--- start of Record list ---

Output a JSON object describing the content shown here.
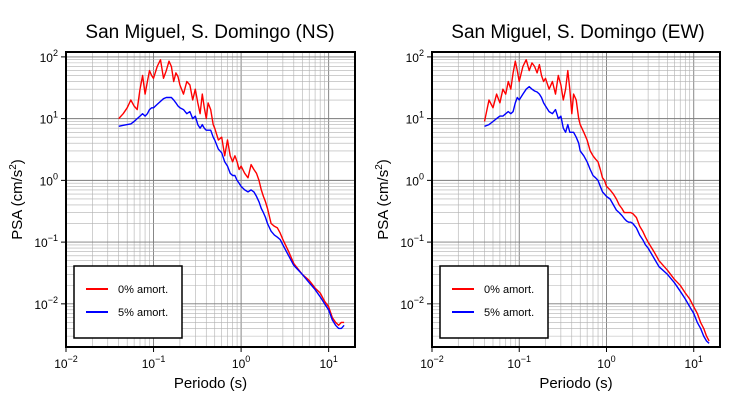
{
  "chart_data": [
    {
      "type": "line",
      "title": "San Miguel, S. Domingo (NS)",
      "xlabel": "Periodo (s)",
      "ylabel_main": "PSA (cm/s",
      "ylabel_sup": "2",
      "ylabel_close": ")",
      "xscale": "log",
      "yscale": "log",
      "xlim": [
        0.01,
        20
      ],
      "ylim": [
        0.002,
        120
      ],
      "x_ticks": [
        {
          "value": 0.01,
          "base": "10",
          "exp": "−2"
        },
        {
          "value": 0.1,
          "base": "10",
          "exp": "−1"
        },
        {
          "value": 1,
          "base": "10",
          "exp": "0"
        },
        {
          "value": 10,
          "base": "10",
          "exp": "1"
        }
      ],
      "y_ticks": [
        {
          "value": 0.01,
          "base": "10",
          "exp": "−2"
        },
        {
          "value": 0.1,
          "base": "10",
          "exp": "−1"
        },
        {
          "value": 1,
          "base": "10",
          "exp": "0"
        },
        {
          "value": 10,
          "base": "10",
          "exp": "1"
        },
        {
          "value": 100,
          "base": "10",
          "exp": "2"
        }
      ],
      "grid": true,
      "legend_position": "bottom-left",
      "series": [
        {
          "name": "0% amort.",
          "color": "#ff0000",
          "x": [
            0.04,
            0.045,
            0.05,
            0.055,
            0.06,
            0.065,
            0.07,
            0.075,
            0.08,
            0.085,
            0.09,
            0.095,
            0.1,
            0.11,
            0.12,
            0.13,
            0.14,
            0.15,
            0.16,
            0.17,
            0.18,
            0.19,
            0.2,
            0.22,
            0.24,
            0.26,
            0.28,
            0.3,
            0.32,
            0.34,
            0.36,
            0.38,
            0.4,
            0.42,
            0.45,
            0.48,
            0.5,
            0.55,
            0.6,
            0.65,
            0.7,
            0.75,
            0.8,
            0.85,
            0.9,
            0.95,
            1.0,
            1.1,
            1.2,
            1.3,
            1.4,
            1.5,
            1.6,
            1.7,
            1.8,
            1.9,
            2.0,
            2.2,
            2.4,
            2.6,
            2.8,
            3.0,
            3.5,
            4.0,
            5.0,
            6.0,
            7.0,
            8.0,
            9.0,
            10.0,
            11.0,
            12.0,
            13.0,
            14.0,
            15.0
          ],
          "y": [
            10,
            12,
            15,
            20,
            16,
            14,
            30,
            50,
            25,
            40,
            60,
            50,
            45,
            70,
            90,
            45,
            60,
            85,
            70,
            40,
            55,
            48,
            35,
            25,
            40,
            35,
            20,
            30,
            18,
            12,
            25,
            15,
            10,
            18,
            14,
            8,
            7,
            4.5,
            5,
            2.5,
            4.5,
            2.5,
            2.0,
            2.5,
            2.0,
            1.5,
            1.7,
            1.3,
            1.1,
            1.8,
            1.5,
            1.3,
            1.0,
            0.7,
            0.55,
            0.45,
            0.35,
            0.2,
            0.18,
            0.17,
            0.14,
            0.11,
            0.07,
            0.045,
            0.03,
            0.024,
            0.018,
            0.015,
            0.011,
            0.009,
            0.006,
            0.005,
            0.0045,
            0.005,
            0.005
          ]
        },
        {
          "name": "5% amort.",
          "color": "#0000ff",
          "x": [
            0.04,
            0.045,
            0.05,
            0.055,
            0.06,
            0.065,
            0.07,
            0.075,
            0.08,
            0.085,
            0.09,
            0.095,
            0.1,
            0.11,
            0.12,
            0.13,
            0.14,
            0.15,
            0.16,
            0.17,
            0.18,
            0.19,
            0.2,
            0.22,
            0.24,
            0.26,
            0.28,
            0.3,
            0.32,
            0.34,
            0.36,
            0.38,
            0.4,
            0.42,
            0.45,
            0.48,
            0.5,
            0.55,
            0.6,
            0.65,
            0.7,
            0.75,
            0.8,
            0.85,
            0.9,
            0.95,
            1.0,
            1.1,
            1.2,
            1.3,
            1.4,
            1.5,
            1.6,
            1.7,
            1.8,
            1.9,
            2.0,
            2.2,
            2.4,
            2.6,
            2.8,
            3.0,
            3.5,
            4.0,
            5.0,
            6.0,
            7.0,
            8.0,
            9.0,
            10.0,
            11.0,
            12.0,
            13.0,
            14.0,
            15.0
          ],
          "y": [
            7.5,
            7.8,
            8,
            8.2,
            9,
            10,
            11,
            12,
            11,
            12,
            14,
            15,
            15,
            17,
            19,
            21,
            22,
            22,
            22,
            20,
            18,
            16,
            15,
            14,
            12,
            13,
            10,
            11,
            8,
            7,
            8,
            7,
            6.5,
            6.5,
            6.5,
            5,
            4.5,
            3.2,
            2.8,
            2,
            1.7,
            1.3,
            1.2,
            1.2,
            1.0,
            0.9,
            0.8,
            0.7,
            0.65,
            0.7,
            0.65,
            0.55,
            0.45,
            0.35,
            0.3,
            0.25,
            0.2,
            0.15,
            0.13,
            0.12,
            0.11,
            0.09,
            0.06,
            0.042,
            0.03,
            0.022,
            0.017,
            0.013,
            0.01,
            0.008,
            0.0055,
            0.0045,
            0.004,
            0.004,
            0.0045
          ]
        }
      ]
    },
    {
      "type": "line",
      "title": "San Miguel, S. Domingo (EW)",
      "xlabel": "Periodo (s)",
      "ylabel_main": "PSA (cm/s",
      "ylabel_sup": "2",
      "ylabel_close": ")",
      "xscale": "log",
      "yscale": "log",
      "xlim": [
        0.01,
        20
      ],
      "ylim": [
        0.002,
        120
      ],
      "x_ticks": [
        {
          "value": 0.01,
          "base": "10",
          "exp": "−2"
        },
        {
          "value": 0.1,
          "base": "10",
          "exp": "−1"
        },
        {
          "value": 1,
          "base": "10",
          "exp": "0"
        },
        {
          "value": 10,
          "base": "10",
          "exp": "1"
        }
      ],
      "y_ticks": [
        {
          "value": 0.01,
          "base": "10",
          "exp": "−2"
        },
        {
          "value": 0.1,
          "base": "10",
          "exp": "−1"
        },
        {
          "value": 1,
          "base": "10",
          "exp": "0"
        },
        {
          "value": 10,
          "base": "10",
          "exp": "1"
        },
        {
          "value": 100,
          "base": "10",
          "exp": "2"
        }
      ],
      "grid": true,
      "legend_position": "bottom-left",
      "series": [
        {
          "name": "0% amort.",
          "color": "#ff0000",
          "x": [
            0.04,
            0.045,
            0.05,
            0.055,
            0.06,
            0.065,
            0.07,
            0.075,
            0.08,
            0.085,
            0.09,
            0.095,
            0.1,
            0.11,
            0.12,
            0.13,
            0.14,
            0.15,
            0.16,
            0.17,
            0.18,
            0.19,
            0.2,
            0.22,
            0.24,
            0.26,
            0.28,
            0.3,
            0.32,
            0.34,
            0.36,
            0.38,
            0.4,
            0.42,
            0.45,
            0.48,
            0.5,
            0.55,
            0.6,
            0.65,
            0.7,
            0.75,
            0.8,
            0.85,
            0.9,
            0.95,
            1.0,
            1.1,
            1.2,
            1.3,
            1.4,
            1.5,
            1.6,
            1.7,
            1.8,
            1.9,
            2.0,
            2.2,
            2.4,
            2.6,
            2.8,
            3.0,
            3.5,
            4.0,
            5.0,
            6.0,
            7.0,
            8.0,
            9.0,
            10.0,
            11.0,
            12.0,
            13.0,
            14.0,
            15.0
          ],
          "y": [
            9,
            20,
            15,
            25,
            18,
            30,
            25,
            40,
            30,
            55,
            85,
            60,
            40,
            70,
            90,
            60,
            80,
            70,
            55,
            75,
            50,
            40,
            45,
            30,
            40,
            25,
            50,
            35,
            20,
            30,
            60,
            30,
            12,
            25,
            20,
            10,
            8,
            6,
            4.5,
            3,
            2.5,
            2.2,
            2.0,
            1.5,
            1.1,
            1.0,
            0.8,
            0.7,
            0.6,
            0.5,
            0.4,
            0.35,
            0.3,
            0.3,
            0.3,
            0.3,
            0.29,
            0.25,
            0.18,
            0.15,
            0.12,
            0.1,
            0.07,
            0.05,
            0.035,
            0.025,
            0.02,
            0.015,
            0.012,
            0.009,
            0.007,
            0.005,
            0.004,
            0.003,
            0.0025
          ]
        },
        {
          "name": "5% amort.",
          "color": "#0000ff",
          "x": [
            0.04,
            0.045,
            0.05,
            0.055,
            0.06,
            0.065,
            0.07,
            0.075,
            0.08,
            0.085,
            0.09,
            0.095,
            0.1,
            0.11,
            0.12,
            0.13,
            0.14,
            0.15,
            0.16,
            0.17,
            0.18,
            0.19,
            0.2,
            0.22,
            0.24,
            0.26,
            0.28,
            0.3,
            0.32,
            0.34,
            0.36,
            0.38,
            0.4,
            0.42,
            0.45,
            0.48,
            0.5,
            0.55,
            0.6,
            0.65,
            0.7,
            0.75,
            0.8,
            0.85,
            0.9,
            0.95,
            1.0,
            1.1,
            1.2,
            1.3,
            1.4,
            1.5,
            1.6,
            1.7,
            1.8,
            1.9,
            2.0,
            2.2,
            2.4,
            2.6,
            2.8,
            3.0,
            3.5,
            4.0,
            5.0,
            6.0,
            7.0,
            8.0,
            9.0,
            10.0,
            11.0,
            12.0,
            13.0,
            14.0,
            15.0
          ],
          "y": [
            7.5,
            8,
            9,
            10,
            11,
            11,
            12,
            13,
            12,
            13,
            18,
            22,
            20,
            25,
            30,
            33,
            30,
            28,
            27,
            25,
            22,
            18,
            16,
            13,
            12,
            14,
            10,
            11,
            7,
            6,
            8,
            6,
            6,
            6,
            5,
            4,
            3,
            2.5,
            2.0,
            1.5,
            1.2,
            1.1,
            1.0,
            0.8,
            0.65,
            0.6,
            0.55,
            0.5,
            0.4,
            0.33,
            0.3,
            0.27,
            0.24,
            0.22,
            0.21,
            0.21,
            0.2,
            0.17,
            0.13,
            0.11,
            0.09,
            0.08,
            0.055,
            0.04,
            0.03,
            0.022,
            0.016,
            0.012,
            0.009,
            0.007,
            0.005,
            0.004,
            0.003,
            0.0025,
            0.0023
          ]
        }
      ]
    }
  ]
}
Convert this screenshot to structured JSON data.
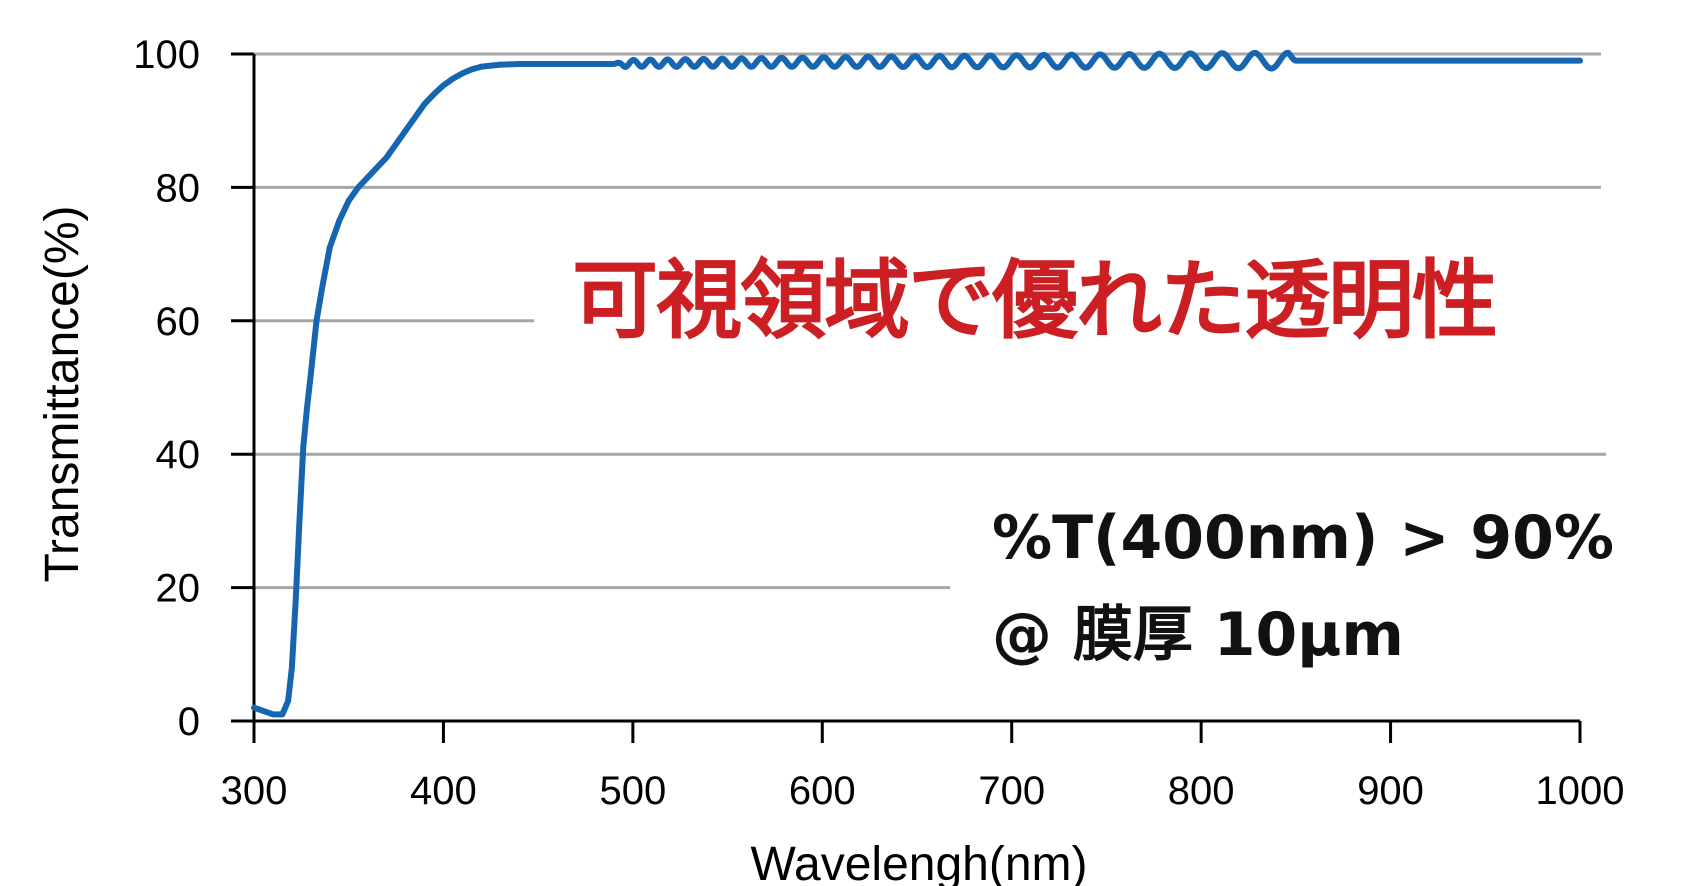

--- end of Record list ---

Where a line in the material contains "Miguel", copy that line.

      "title": "San Miguel, S. Domingo (NS)",
      "title": "San Miguel, S. Domingo (EW)",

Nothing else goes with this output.